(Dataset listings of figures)
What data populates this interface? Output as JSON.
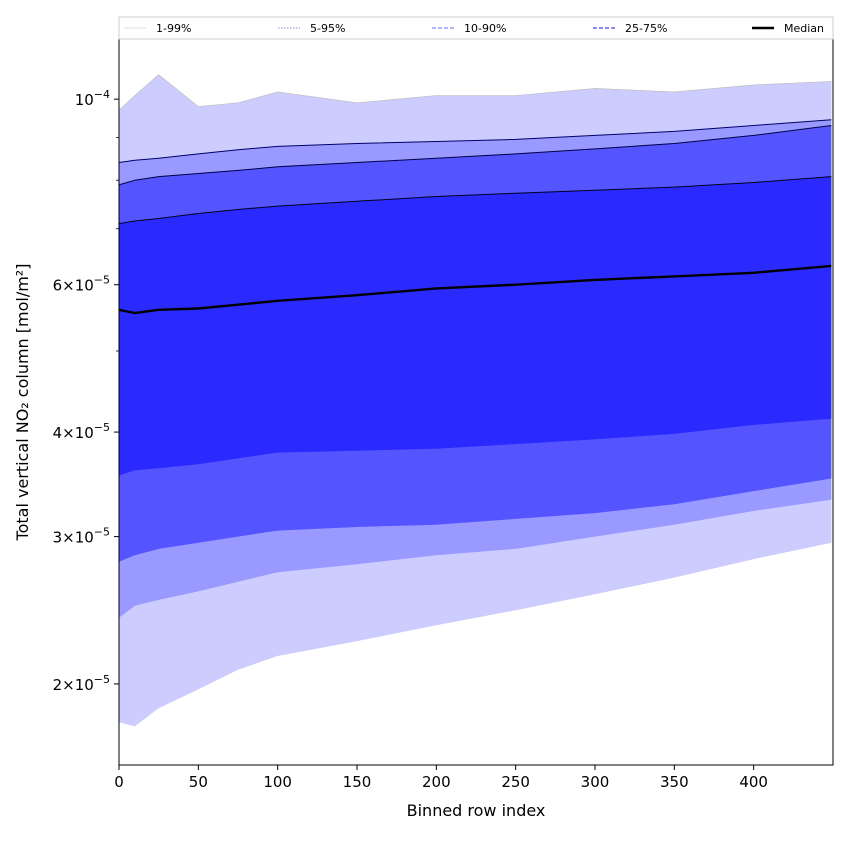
{
  "chart_data": {
    "type": "area",
    "xlabel": "Binned row index",
    "ylabel": "Total vertical NO₂ column [mol/m²]",
    "xlim": [
      0,
      450
    ],
    "ylim": [
      1.6e-05,
      0.000118
    ],
    "y_scale": "log",
    "x_ticks": [
      0,
      50,
      100,
      150,
      200,
      250,
      300,
      350,
      400
    ],
    "y_ticks": [
      {
        "value": 2e-05,
        "mantissa": "2",
        "exp": "−5"
      },
      {
        "value": 3e-05,
        "mantissa": "3",
        "exp": "−5"
      },
      {
        "value": 4e-05,
        "mantissa": "4",
        "exp": "−5"
      },
      {
        "value": 6e-05,
        "mantissa": "6",
        "exp": "−5"
      },
      {
        "value": 0.0001,
        "mantissa": "",
        "exp": "−4"
      }
    ],
    "x": [
      0,
      10,
      25,
      50,
      75,
      100,
      150,
      200,
      250,
      300,
      350,
      400,
      449
    ],
    "bands": [
      {
        "name": "1-99%",
        "color": "#ccccff",
        "edge_color": "#bbbbbb",
        "lower": [
          1.8e-05,
          1.78e-05,
          1.87e-05,
          1.97e-05,
          2.08e-05,
          2.16e-05,
          2.25e-05,
          2.35e-05,
          2.45e-05,
          2.56e-05,
          2.68e-05,
          2.82e-05,
          2.95e-05
        ],
        "upper": [
          9.7e-05,
          0.000101,
          0.000107,
          9.8e-05,
          9.9e-05,
          0.000102,
          9.9e-05,
          0.000101,
          0.000101,
          0.000103,
          0.000102,
          0.000104,
          0.000105
        ]
      },
      {
        "name": "5-95%",
        "color": "#9999ff",
        "edge_color": "#000066",
        "lower": [
          2.4e-05,
          2.48e-05,
          2.52e-05,
          2.58e-05,
          2.65e-05,
          2.72e-05,
          2.78e-05,
          2.85e-05,
          2.9e-05,
          3e-05,
          3.1e-05,
          3.22e-05,
          3.32e-05
        ],
        "upper": [
          8.4e-05,
          8.45e-05,
          8.5e-05,
          8.6e-05,
          8.7e-05,
          8.78e-05,
          8.85e-05,
          8.9e-05,
          8.95e-05,
          9.05e-05,
          9.15e-05,
          9.3e-05,
          9.45e-05
        ]
      },
      {
        "name": "10-90%",
        "color": "#5555ff",
        "edge_color": "#000044",
        "lower": [
          2.8e-05,
          2.85e-05,
          2.9e-05,
          2.95e-05,
          3e-05,
          3.05e-05,
          3.08e-05,
          3.1e-05,
          3.15e-05,
          3.2e-05,
          3.28e-05,
          3.4e-05,
          3.52e-05
        ],
        "upper": [
          7.9e-05,
          8e-05,
          8.08e-05,
          8.15e-05,
          8.22e-05,
          8.3e-05,
          8.4e-05,
          8.5e-05,
          8.6e-05,
          8.72e-05,
          8.85e-05,
          9.05e-05,
          9.3e-05
        ]
      },
      {
        "name": "25-75%",
        "color": "#2a2aff",
        "edge_color": "#000022",
        "lower": [
          3.55e-05,
          3.6e-05,
          3.62e-05,
          3.66e-05,
          3.72e-05,
          3.78e-05,
          3.8e-05,
          3.82e-05,
          3.87e-05,
          3.92e-05,
          3.98e-05,
          4.08e-05,
          4.15e-05
        ],
        "upper": [
          7.1e-05,
          7.15e-05,
          7.2e-05,
          7.3e-05,
          7.38e-05,
          7.45e-05,
          7.55e-05,
          7.65e-05,
          7.72e-05,
          7.78e-05,
          7.85e-05,
          7.95e-05,
          8.08e-05
        ]
      }
    ],
    "series": [
      {
        "name": "Median",
        "color": "#000000",
        "values": [
          5.6e-05,
          5.55e-05,
          5.6e-05,
          5.62e-05,
          5.68e-05,
          5.74e-05,
          5.83e-05,
          5.94e-05,
          6e-05,
          6.08e-05,
          6.14e-05,
          6.2e-05,
          6.32e-05
        ]
      }
    ],
    "legend": {
      "placement": "top",
      "entries": [
        {
          "label": "1-99%",
          "color": "#dddddd",
          "style": "solid-thin"
        },
        {
          "label": "5-95%",
          "color": "#8888cc",
          "style": "dotted"
        },
        {
          "label": "10-90%",
          "color": "#8888ff",
          "style": "dashed"
        },
        {
          "label": "25-75%",
          "color": "#4444ff",
          "style": "dashed"
        },
        {
          "label": "Median",
          "color": "#000000",
          "style": "solid-thick"
        }
      ]
    },
    "grid": false
  }
}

### [The task]
Write out the records above once more, word for word, with no pictures.

### [Written solution]
What data populates this interface? Output as JSON.
{
  "chart_data": {
    "type": "area",
    "xlabel": "Binned row index",
    "ylabel": "Total vertical NO₂ column [mol/m²]",
    "xlim": [
      0,
      450
    ],
    "ylim": [
      1.6e-05,
      0.000118
    ],
    "y_scale": "log",
    "x_ticks": [
      0,
      50,
      100,
      150,
      200,
      250,
      300,
      350,
      400
    ],
    "y_ticks": [
      {
        "value": 2e-05,
        "mantissa": "2",
        "exp": "−5"
      },
      {
        "value": 3e-05,
        "mantissa": "3",
        "exp": "−5"
      },
      {
        "value": 4e-05,
        "mantissa": "4",
        "exp": "−5"
      },
      {
        "value": 6e-05,
        "mantissa": "6",
        "exp": "−5"
      },
      {
        "value": 0.0001,
        "mantissa": "",
        "exp": "−4"
      }
    ],
    "x": [
      0,
      10,
      25,
      50,
      75,
      100,
      150,
      200,
      250,
      300,
      350,
      400,
      449
    ],
    "bands": [
      {
        "name": "1-99%",
        "color": "#ccccff",
        "edge_color": "#bbbbbb",
        "lower": [
          1.8e-05,
          1.78e-05,
          1.87e-05,
          1.97e-05,
          2.08e-05,
          2.16e-05,
          2.25e-05,
          2.35e-05,
          2.45e-05,
          2.56e-05,
          2.68e-05,
          2.82e-05,
          2.95e-05
        ],
        "upper": [
          9.7e-05,
          0.000101,
          0.000107,
          9.8e-05,
          9.9e-05,
          0.000102,
          9.9e-05,
          0.000101,
          0.000101,
          0.000103,
          0.000102,
          0.000104,
          0.000105
        ]
      },
      {
        "name": "5-95%",
        "color": "#9999ff",
        "edge_color": "#000066",
        "lower": [
          2.4e-05,
          2.48e-05,
          2.52e-05,
          2.58e-05,
          2.65e-05,
          2.72e-05,
          2.78e-05,
          2.85e-05,
          2.9e-05,
          3e-05,
          3.1e-05,
          3.22e-05,
          3.32e-05
        ],
        "upper": [
          8.4e-05,
          8.45e-05,
          8.5e-05,
          8.6e-05,
          8.7e-05,
          8.78e-05,
          8.85e-05,
          8.9e-05,
          8.95e-05,
          9.05e-05,
          9.15e-05,
          9.3e-05,
          9.45e-05
        ]
      },
      {
        "name": "10-90%",
        "color": "#5555ff",
        "edge_color": "#000044",
        "lower": [
          2.8e-05,
          2.85e-05,
          2.9e-05,
          2.95e-05,
          3e-05,
          3.05e-05,
          3.08e-05,
          3.1e-05,
          3.15e-05,
          3.2e-05,
          3.28e-05,
          3.4e-05,
          3.52e-05
        ],
        "upper": [
          7.9e-05,
          8e-05,
          8.08e-05,
          8.15e-05,
          8.22e-05,
          8.3e-05,
          8.4e-05,
          8.5e-05,
          8.6e-05,
          8.72e-05,
          8.85e-05,
          9.05e-05,
          9.3e-05
        ]
      },
      {
        "name": "25-75%",
        "color": "#2a2aff",
        "edge_color": "#000022",
        "lower": [
          3.55e-05,
          3.6e-05,
          3.62e-05,
          3.66e-05,
          3.72e-05,
          3.78e-05,
          3.8e-05,
          3.82e-05,
          3.87e-05,
          3.92e-05,
          3.98e-05,
          4.08e-05,
          4.15e-05
        ],
        "upper": [
          7.1e-05,
          7.15e-05,
          7.2e-05,
          7.3e-05,
          7.38e-05,
          7.45e-05,
          7.55e-05,
          7.65e-05,
          7.72e-05,
          7.78e-05,
          7.85e-05,
          7.95e-05,
          8.08e-05
        ]
      }
    ],
    "series": [
      {
        "name": "Median",
        "color": "#000000",
        "values": [
          5.6e-05,
          5.55e-05,
          5.6e-05,
          5.62e-05,
          5.68e-05,
          5.74e-05,
          5.83e-05,
          5.94e-05,
          6e-05,
          6.08e-05,
          6.14e-05,
          6.2e-05,
          6.32e-05
        ]
      }
    ],
    "legend": {
      "placement": "top",
      "entries": [
        {
          "label": "1-99%",
          "color": "#dddddd",
          "style": "solid-thin"
        },
        {
          "label": "5-95%",
          "color": "#8888cc",
          "style": "dotted"
        },
        {
          "label": "10-90%",
          "color": "#8888ff",
          "style": "dashed"
        },
        {
          "label": "25-75%",
          "color": "#4444ff",
          "style": "dashed"
        },
        {
          "label": "Median",
          "color": "#000000",
          "style": "solid-thick"
        }
      ]
    },
    "grid": false
  }
}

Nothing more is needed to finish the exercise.